### Request 1
Decide whether each statement below agrees with the Ethernet notes, answering yes or no and quoting the words that settle it. (a) The minimum Ethernet frame size is 64 bytes. (b) The preamble field is counted when describing the size of the frame. (c) The Source MAC Address field is 4 bytes long.

View on GitHub

Notes

reference notes

Ethernet Frames

Ethernet Encapsulation

Ethernet is one of two LAN technologies used today, with the other being wireless LANs (WLANs).

Ethernet uses wired communications, including twisted pair, fiber-optic links, and coaxial cables.

Ethernet operates in the data link layer and the physical layer

Ethernet is defined by data link layer and physical layer protocols.

MAC Sublayer

We know that the MAC sublayer is responsible for data encapsulation and accessing the media.

Data Encapsulation:

IEEE 802.3 data encapsulation includes the following:

Accessing the Media: the IEEE 802.3 MAC sublayer includes the specifications for different Ethernet communications standards over various types of media including copper and fiber.

Ethernet Frame Fields

The minimum Ethernet frame size is 64 bytes and the expected maximum is 1518 bytes. This includes all bytes from the destination MAC address field through the frame check sequence (FCS) field.

The preamble field is not included when describing the size of the frame.

Any frame less than 64 bytes in length is considered a “collision fragment” or “runt frame” and is automatically discarded by receiving stations.

Frames with more than 1500 bytes of data are considered “jumbo” or “baby giant frames”.

If the size of a transmitted frame is less than the minimum, or greater than the maximum, the receiving device drops the frame.

Ethernet Frame Fields Detail:

Field Description
Preamble and Start Frame Delimiter Fields The Preamble (7 bytes) and Start Frame Delimiter (SFD), also called the Start of Frame (1 byte), fields are used for synchronization between the sending and receiving devices. These first eight bytes of the frame are used to get the attention of the receiving nodes. Essentially, the first few bytes tell the receivers to get ready to receive a new frame.
Destination MAC Address Field This 6-byte field is the identifier for the intended recipient. As you will recall, this address is used by Layer 2 to assist devices in determining if a frame is addressed to them. The address in the frame is compared to the MAC address in the device. If there is a match, the device accepts the frame. Can be a unicast, multicast or broadcast address.
Source MAC Address Field This 6-byte field identifies the originating NIC or interface of the frame.
Type / Length This 2-byte field identifies the upper layer protocol encapsulated in the Ethernet frame. Common values are, in hexadecimal, 0x800 for IPv4, 0x86DD for IPv6 and 0x806 for ARP. Note: You may also see this field referred to as EtherType, Type, or Length.

[Collection entries]
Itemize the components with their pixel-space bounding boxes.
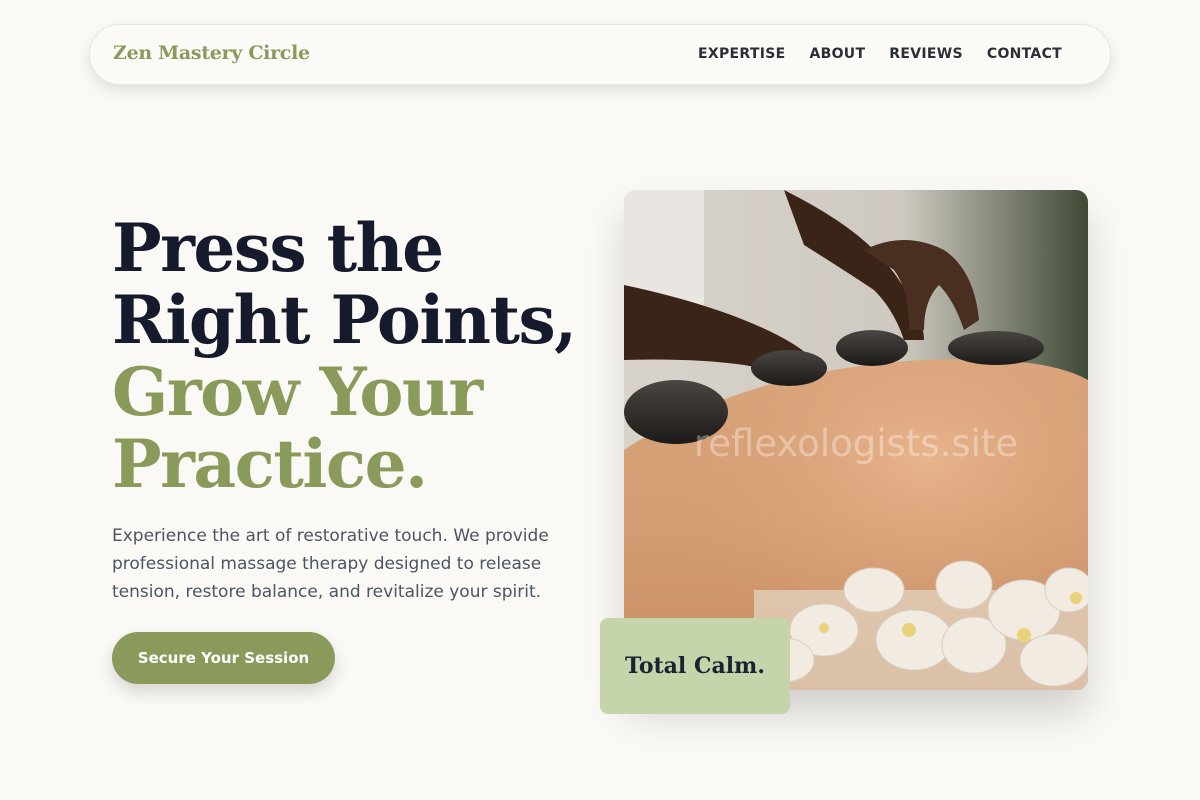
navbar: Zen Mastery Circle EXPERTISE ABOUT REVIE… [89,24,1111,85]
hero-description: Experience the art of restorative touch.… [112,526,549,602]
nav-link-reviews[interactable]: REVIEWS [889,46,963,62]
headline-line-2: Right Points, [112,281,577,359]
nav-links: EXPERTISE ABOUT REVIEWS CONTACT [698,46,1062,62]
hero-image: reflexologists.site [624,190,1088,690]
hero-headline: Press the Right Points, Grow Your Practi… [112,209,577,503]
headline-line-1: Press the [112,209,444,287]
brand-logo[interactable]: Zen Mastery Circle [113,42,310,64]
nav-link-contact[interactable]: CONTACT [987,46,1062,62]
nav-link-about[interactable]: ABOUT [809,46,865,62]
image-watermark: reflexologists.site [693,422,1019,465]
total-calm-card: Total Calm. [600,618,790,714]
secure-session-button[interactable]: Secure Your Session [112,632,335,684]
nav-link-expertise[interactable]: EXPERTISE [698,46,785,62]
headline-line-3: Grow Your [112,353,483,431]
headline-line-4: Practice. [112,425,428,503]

### Request 2
In the entries, change "Right Points" to "Pressure Points" in the lines from the one with "navbar: Zen Mastery" to the one with "headline-line-2: Right Points, [112,281,577,359]". Give only those lines, with everything else left as it is.

### Exercise output 1
(a) Yes: "The minimum Ethernet frame size is 64 bytes"
(b) No: "The preamble field is not included when describing the size of the frame."
(c) No: "This 6-byte field identifies the originating NIC or interface of the frame."

### Exercise output 2
navbar: Zen Mastery Circle EXPERTISE ABOUT REVIE… [89,24,1111,85]
hero-description: Experience the art of restorative touch.… [112,526,549,602]
nav-link-reviews[interactable]: REVIEWS [889,46,963,62]
headline-line-2: Pressure Points, [112,281,577,359]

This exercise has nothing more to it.